Stored entries
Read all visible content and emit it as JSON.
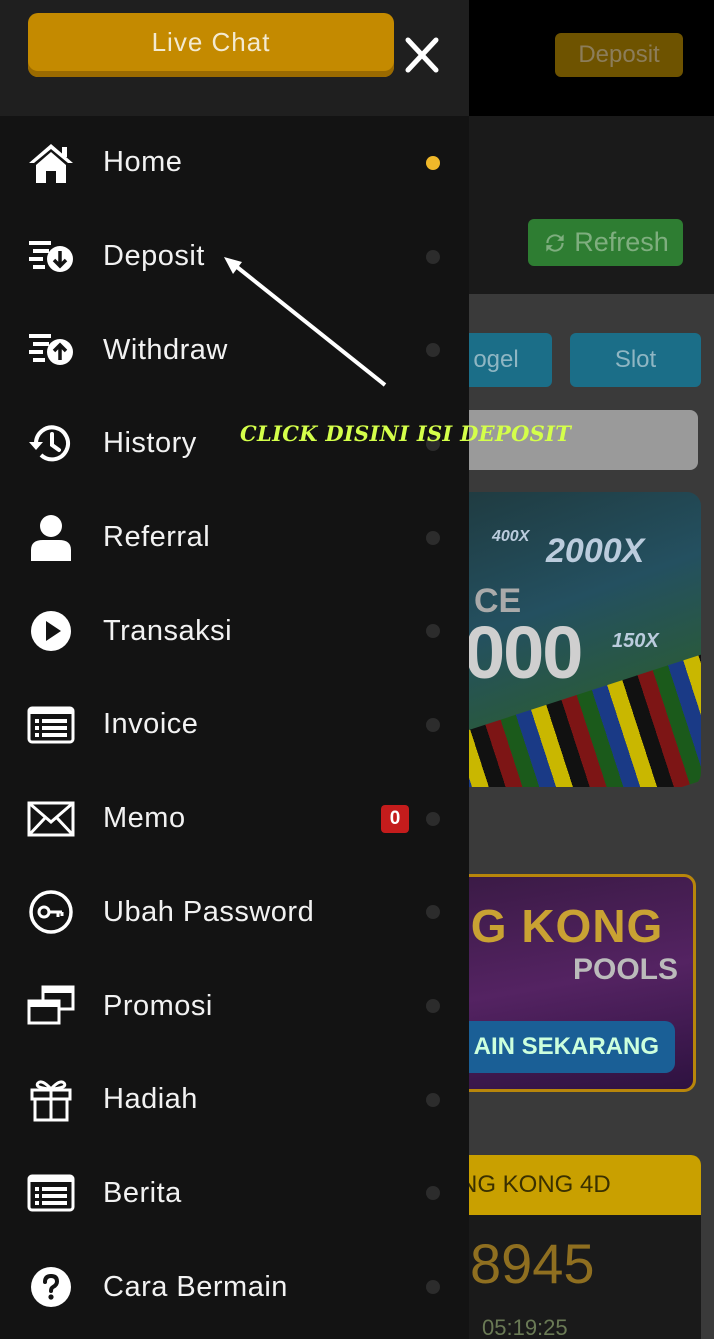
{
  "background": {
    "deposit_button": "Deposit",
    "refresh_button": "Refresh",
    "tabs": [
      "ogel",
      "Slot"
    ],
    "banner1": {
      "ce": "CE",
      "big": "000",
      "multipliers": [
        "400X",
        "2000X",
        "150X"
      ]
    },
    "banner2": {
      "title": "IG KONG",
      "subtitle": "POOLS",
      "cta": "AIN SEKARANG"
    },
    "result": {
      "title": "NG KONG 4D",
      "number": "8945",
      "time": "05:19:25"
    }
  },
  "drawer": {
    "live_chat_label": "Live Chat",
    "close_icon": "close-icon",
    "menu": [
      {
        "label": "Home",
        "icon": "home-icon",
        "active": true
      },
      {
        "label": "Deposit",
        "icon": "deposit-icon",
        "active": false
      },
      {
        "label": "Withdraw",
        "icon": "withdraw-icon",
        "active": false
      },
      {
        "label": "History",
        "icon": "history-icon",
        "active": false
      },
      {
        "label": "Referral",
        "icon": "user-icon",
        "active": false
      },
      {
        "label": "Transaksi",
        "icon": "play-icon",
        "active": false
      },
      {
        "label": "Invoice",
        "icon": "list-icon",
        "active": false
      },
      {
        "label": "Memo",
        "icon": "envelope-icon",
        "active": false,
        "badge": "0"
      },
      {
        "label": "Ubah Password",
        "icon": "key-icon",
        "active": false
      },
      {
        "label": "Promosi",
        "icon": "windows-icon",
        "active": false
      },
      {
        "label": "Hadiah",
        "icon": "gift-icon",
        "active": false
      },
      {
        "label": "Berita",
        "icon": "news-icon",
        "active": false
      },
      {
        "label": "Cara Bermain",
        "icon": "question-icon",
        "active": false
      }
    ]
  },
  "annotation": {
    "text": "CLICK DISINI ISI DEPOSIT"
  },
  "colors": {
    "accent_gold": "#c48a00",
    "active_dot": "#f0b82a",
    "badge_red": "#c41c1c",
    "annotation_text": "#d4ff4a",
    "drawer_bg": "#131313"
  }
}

# What the task asks
Your task is to transcribe all of the records precisely, with no images included.

# Solution
Read all visible content and emit it as JSON.
{
  "background": {
    "deposit_button": "Deposit",
    "refresh_button": "Refresh",
    "tabs": [
      "ogel",
      "Slot"
    ],
    "banner1": {
      "ce": "CE",
      "big": "000",
      "multipliers": [
        "400X",
        "2000X",
        "150X"
      ]
    },
    "banner2": {
      "title": "IG KONG",
      "subtitle": "POOLS",
      "cta": "AIN SEKARANG"
    },
    "result": {
      "title": "NG KONG 4D",
      "number": "8945",
      "time": "05:19:25"
    }
  },
  "drawer": {
    "live_chat_label": "Live Chat",
    "close_icon": "close-icon",
    "menu": [
      {
        "label": "Home",
        "icon": "home-icon",
        "active": true
      },
      {
        "label": "Deposit",
        "icon": "deposit-icon",
        "active": false
      },
      {
        "label": "Withdraw",
        "icon": "withdraw-icon",
        "active": false
      },
      {
        "label": "History",
        "icon": "history-icon",
        "active": false
      },
      {
        "label": "Referral",
        "icon": "user-icon",
        "active": false
      },
      {
        "label": "Transaksi",
        "icon": "play-icon",
        "active": false
      },
      {
        "label": "Invoice",
        "icon": "list-icon",
        "active": false
      },
      {
        "label": "Memo",
        "icon": "envelope-icon",
        "active": false,
        "badge": "0"
      },
      {
        "label": "Ubah Password",
        "icon": "key-icon",
        "active": false
      },
      {
        "label": "Promosi",
        "icon": "windows-icon",
        "active": false
      },
      {
        "label": "Hadiah",
        "icon": "gift-icon",
        "active": false
      },
      {
        "label": "Berita",
        "icon": "news-icon",
        "active": false
      },
      {
        "label": "Cara Bermain",
        "icon": "question-icon",
        "active": false
      }
    ]
  },
  "annotation": {
    "text": "CLICK DISINI ISI DEPOSIT"
  },
  "colors": {
    "accent_gold": "#c48a00",
    "active_dot": "#f0b82a",
    "badge_red": "#c41c1c",
    "annotation_text": "#d4ff4a",
    "drawer_bg": "#131313"
  }
}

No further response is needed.